— Goal —
Every record must appear in your copy exactly as written, with no pictures.

— The data —
....

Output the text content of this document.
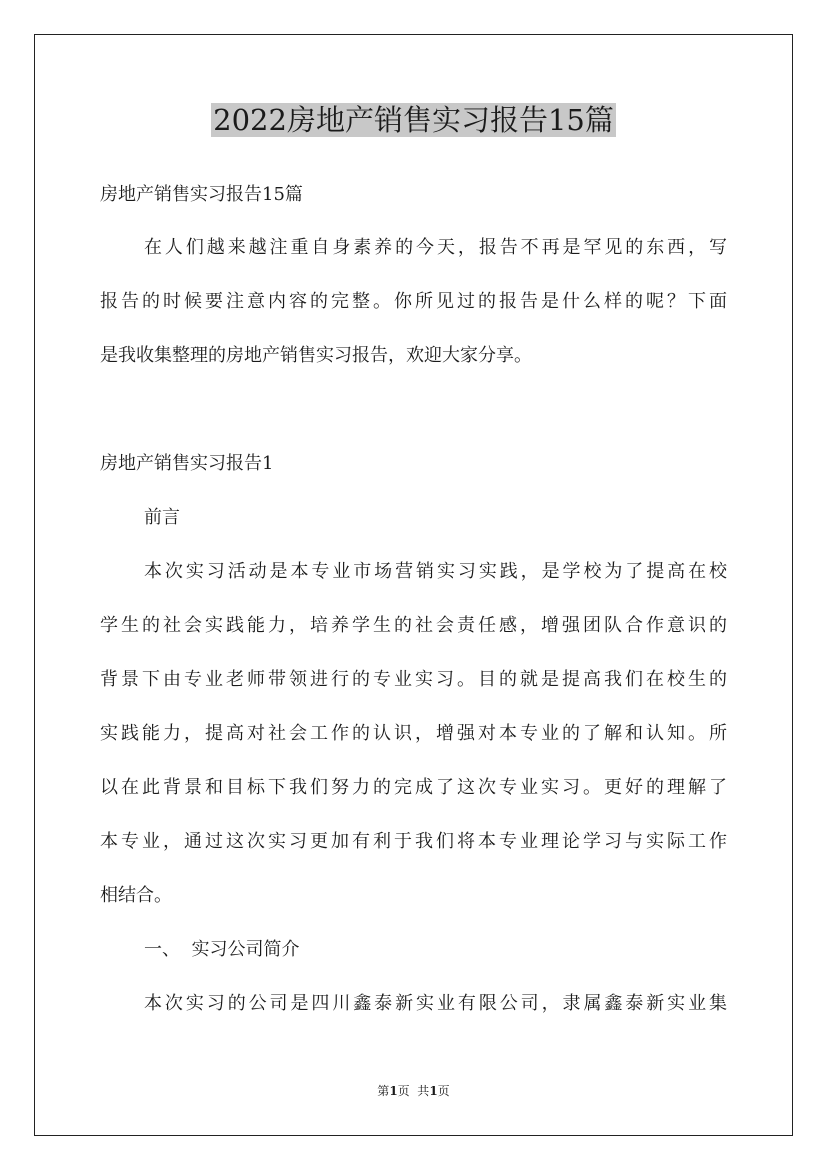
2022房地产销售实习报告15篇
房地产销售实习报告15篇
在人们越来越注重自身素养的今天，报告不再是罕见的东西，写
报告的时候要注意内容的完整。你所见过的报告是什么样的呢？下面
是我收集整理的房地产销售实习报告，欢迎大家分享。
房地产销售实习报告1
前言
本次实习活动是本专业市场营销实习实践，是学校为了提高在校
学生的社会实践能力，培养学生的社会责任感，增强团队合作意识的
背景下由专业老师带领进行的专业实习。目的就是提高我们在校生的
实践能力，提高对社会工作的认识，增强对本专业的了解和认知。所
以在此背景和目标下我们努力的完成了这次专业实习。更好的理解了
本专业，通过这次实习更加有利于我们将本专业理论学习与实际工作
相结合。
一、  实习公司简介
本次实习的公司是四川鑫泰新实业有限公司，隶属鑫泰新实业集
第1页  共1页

....

— Result for this exercise —
Output the text content of this document.
2022房地产销售实习报告15篇
房地产销售实习报告15篇
在人们越来越注重自身素养的今天，报告不再是罕见的东西，写
报告的时候要注意内容的完整。你所见过的报告是什么样的呢？下面
是我收集整理的房地产销售实习报告，欢迎大家分享。
房地产销售实习报告1
前言
本次实习活动是本专业市场营销实习实践，是学校为了提高在校
学生的社会实践能力，培养学生的社会责任感，增强团队合作意识的
背景下由专业老师带领进行的专业实习。目的就是提高我们在校生的
实践能力，提高对社会工作的认识，增强对本专业的了解和认知。所
以在此背景和目标下我们努力的完成了这次专业实习。更好的理解了
本专业，通过这次实习更加有利于我们将本专业理论学习与实际工作
相结合。
一、  实习公司简介
本次实习的公司是四川鑫泰新实业有限公司，隶属鑫泰新实业集
第1页  共1页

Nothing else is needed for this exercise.